### PROBLEM DETAILS
Transcribe all the records with complete accuracy.

## Begin DATASET EXCERPTS

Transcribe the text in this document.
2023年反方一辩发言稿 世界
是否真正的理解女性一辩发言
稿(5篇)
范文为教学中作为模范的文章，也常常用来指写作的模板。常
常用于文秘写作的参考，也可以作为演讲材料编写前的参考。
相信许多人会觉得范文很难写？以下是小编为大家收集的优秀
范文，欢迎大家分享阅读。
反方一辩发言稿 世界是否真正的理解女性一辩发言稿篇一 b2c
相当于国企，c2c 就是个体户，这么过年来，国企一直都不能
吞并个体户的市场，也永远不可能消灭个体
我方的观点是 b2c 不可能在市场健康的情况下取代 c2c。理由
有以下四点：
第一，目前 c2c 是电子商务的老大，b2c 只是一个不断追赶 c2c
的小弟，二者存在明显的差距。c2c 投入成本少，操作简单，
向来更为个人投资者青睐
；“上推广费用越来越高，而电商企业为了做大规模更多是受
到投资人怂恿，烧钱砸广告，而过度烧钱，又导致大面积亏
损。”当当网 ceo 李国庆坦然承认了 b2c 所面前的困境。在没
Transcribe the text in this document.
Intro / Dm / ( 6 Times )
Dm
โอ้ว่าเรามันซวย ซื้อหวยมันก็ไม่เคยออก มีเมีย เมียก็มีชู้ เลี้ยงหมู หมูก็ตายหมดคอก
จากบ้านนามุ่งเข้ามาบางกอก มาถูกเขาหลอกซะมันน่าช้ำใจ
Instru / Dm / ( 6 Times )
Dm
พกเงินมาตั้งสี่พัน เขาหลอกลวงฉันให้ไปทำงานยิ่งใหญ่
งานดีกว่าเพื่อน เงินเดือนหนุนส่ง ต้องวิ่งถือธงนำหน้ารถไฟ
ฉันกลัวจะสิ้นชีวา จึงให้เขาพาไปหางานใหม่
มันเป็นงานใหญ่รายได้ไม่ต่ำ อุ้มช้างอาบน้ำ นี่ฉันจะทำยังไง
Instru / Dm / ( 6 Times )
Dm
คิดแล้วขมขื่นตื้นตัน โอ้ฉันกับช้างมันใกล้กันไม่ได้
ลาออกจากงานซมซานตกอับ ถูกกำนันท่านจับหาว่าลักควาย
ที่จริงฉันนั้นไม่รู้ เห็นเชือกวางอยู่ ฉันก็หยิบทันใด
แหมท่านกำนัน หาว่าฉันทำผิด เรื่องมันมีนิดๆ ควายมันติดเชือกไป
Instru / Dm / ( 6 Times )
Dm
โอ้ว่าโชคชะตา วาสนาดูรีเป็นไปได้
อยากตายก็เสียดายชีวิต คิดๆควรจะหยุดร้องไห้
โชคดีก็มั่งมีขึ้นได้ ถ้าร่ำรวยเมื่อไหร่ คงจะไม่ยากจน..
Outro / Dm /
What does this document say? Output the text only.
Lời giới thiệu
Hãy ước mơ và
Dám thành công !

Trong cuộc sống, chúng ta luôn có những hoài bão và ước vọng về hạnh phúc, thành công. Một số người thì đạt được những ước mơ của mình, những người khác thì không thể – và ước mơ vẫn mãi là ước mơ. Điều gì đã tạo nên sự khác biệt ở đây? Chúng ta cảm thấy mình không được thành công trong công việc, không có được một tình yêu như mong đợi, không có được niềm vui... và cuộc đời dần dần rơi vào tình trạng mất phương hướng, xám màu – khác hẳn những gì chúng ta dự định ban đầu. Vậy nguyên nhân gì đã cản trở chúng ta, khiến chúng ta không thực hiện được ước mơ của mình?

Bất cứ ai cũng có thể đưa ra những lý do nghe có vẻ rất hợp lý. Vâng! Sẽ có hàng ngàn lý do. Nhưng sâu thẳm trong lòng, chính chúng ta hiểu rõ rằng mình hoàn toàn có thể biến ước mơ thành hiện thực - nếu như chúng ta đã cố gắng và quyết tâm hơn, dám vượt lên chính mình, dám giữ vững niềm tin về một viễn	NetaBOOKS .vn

## End DATASET EXCERPTS

### ANSWER
Transcribe the text in this document.
2023年反方一辩发言稿 世界
是否真正的理解女性一辩发言
稿(5篇)
范文为教学中作为模范的文章，也常常用来指写作的模板。常
常用于文秘写作的参考，也可以作为演讲材料编写前的参考。
相信许多人会觉得范文很难写？以下是小编为大家收集的优秀
范文，欢迎大家分享阅读。
反方一辩发言稿 世界是否真正的理解女性一辩发言稿篇一 b2c
相当于国企，c2c 就是个体户，这么过年来，国企一直都不能
吞并个体户的市场，也永远不可能消灭个体
我方的观点是 b2c 不可能在市场健康的情况下取代 c2c。理由
有以下四点：
第一，目前 c2c 是电子商务的老大，b2c 只是一个不断追赶 c2c
的小弟，二者存在明显的差距。c2c 投入成本少，操作简单，
向来更为个人投资者青睐
；“上推广费用越来越高，而电商企业为了做大规模更多是受
到投资人怂恿，烧钱砸广告，而过度烧钱，又导致大面积亏
损。”当当网 ceo 李国庆坦然承认了 b2c 所面前的困境。在没
Transcribe the text in this document.
Intro / Dm / ( 6 Times )
Dm
โอ้ว่าเรามันซวย ซื้อหวยมันก็ไม่เคยออก มีเมีย เมียก็มีชู้ เลี้ยงหมู หมูก็ตายหมดคอก
จากบ้านนามุ่งเข้ามาบางกอก มาถูกเขาหลอกซะมันน่าช้ำใจ
Instru / Dm / ( 6 Times )
Dm
พกเงินมาตั้งสี่พัน เขาหลอกลวงฉันให้ไปทำงานยิ่งใหญ่
งานดีกว่าเพื่อน เงินเดือนหนุนส่ง ต้องวิ่งถือธงนำหน้ารถไฟ
ฉันกลัวจะสิ้นชีวา จึงให้เขาพาไปหางานใหม่
มันเป็นงานใหญ่รายได้ไม่ต่ำ อุ้มช้างอาบน้ำ นี่ฉันจะทำยังไง
Instru / Dm / ( 6 Times )
Dm
คิดแล้วขมขื่นตื้นตัน โอ้ฉันกับช้างมันใกล้กันไม่ได้
ลาออกจากงานซมซานตกอับ ถูกกำนันท่านจับหาว่าลักควาย
ที่จริงฉันนั้นไม่รู้ เห็นเชือกวางอยู่ ฉันก็หยิบทันใด
แหมท่านกำนัน หาว่าฉันทำผิด เรื่องมันมีนิดๆ ควายมันติดเชือกไป
Instru / Dm / ( 6 Times )
Dm
โอ้ว่าโชคชะตา วาสนาดูรีเป็นไปได้
อยากตายก็เสียดายชีวิต คิดๆควรจะหยุดร้องไห้
โชคดีก็มั่งมีขึ้นได้ ถ้าร่ำรวยเมื่อไหร่ คงจะไม่ยากจน..
Outro / Dm /
What does this document say? Output the text only.
Lời giới thiệu
Hãy ước mơ và
Dám thành công !

Trong cuộc sống, chúng ta luôn có những hoài bão và ước vọng về hạnh phúc, thành công. Một số người thì đạt được những ước mơ của mình, những người khác thì không thể – và ước mơ vẫn mãi là ước mơ. Điều gì đã tạo nên sự khác biệt ở đây? Chúng ta cảm thấy mình không được thành công trong công việc, không có được một tình yêu như mong đợi, không có được niềm vui... và cuộc đời dần dần rơi vào tình trạng mất phương hướng, xám màu – khác hẳn những gì chúng ta dự định ban đầu. Vậy nguyên nhân gì đã cản trở chúng ta, khiến chúng ta không thực hiện được ước mơ của mình?

Bất cứ ai cũng có thể đưa ra những lý do nghe có vẻ rất hợp lý. Vâng! Sẽ có hàng ngàn lý do. Nhưng sâu thẳm trong lòng, chính chúng ta hiểu rõ rằng mình hoàn toàn có thể biến ước mơ thành hiện thực - nếu như chúng ta đã cố gắng và quyết tâm hơn, dám vượt lên chính mình, dám giữ vững niềm tin về một viễn	NetaBOOKS .vn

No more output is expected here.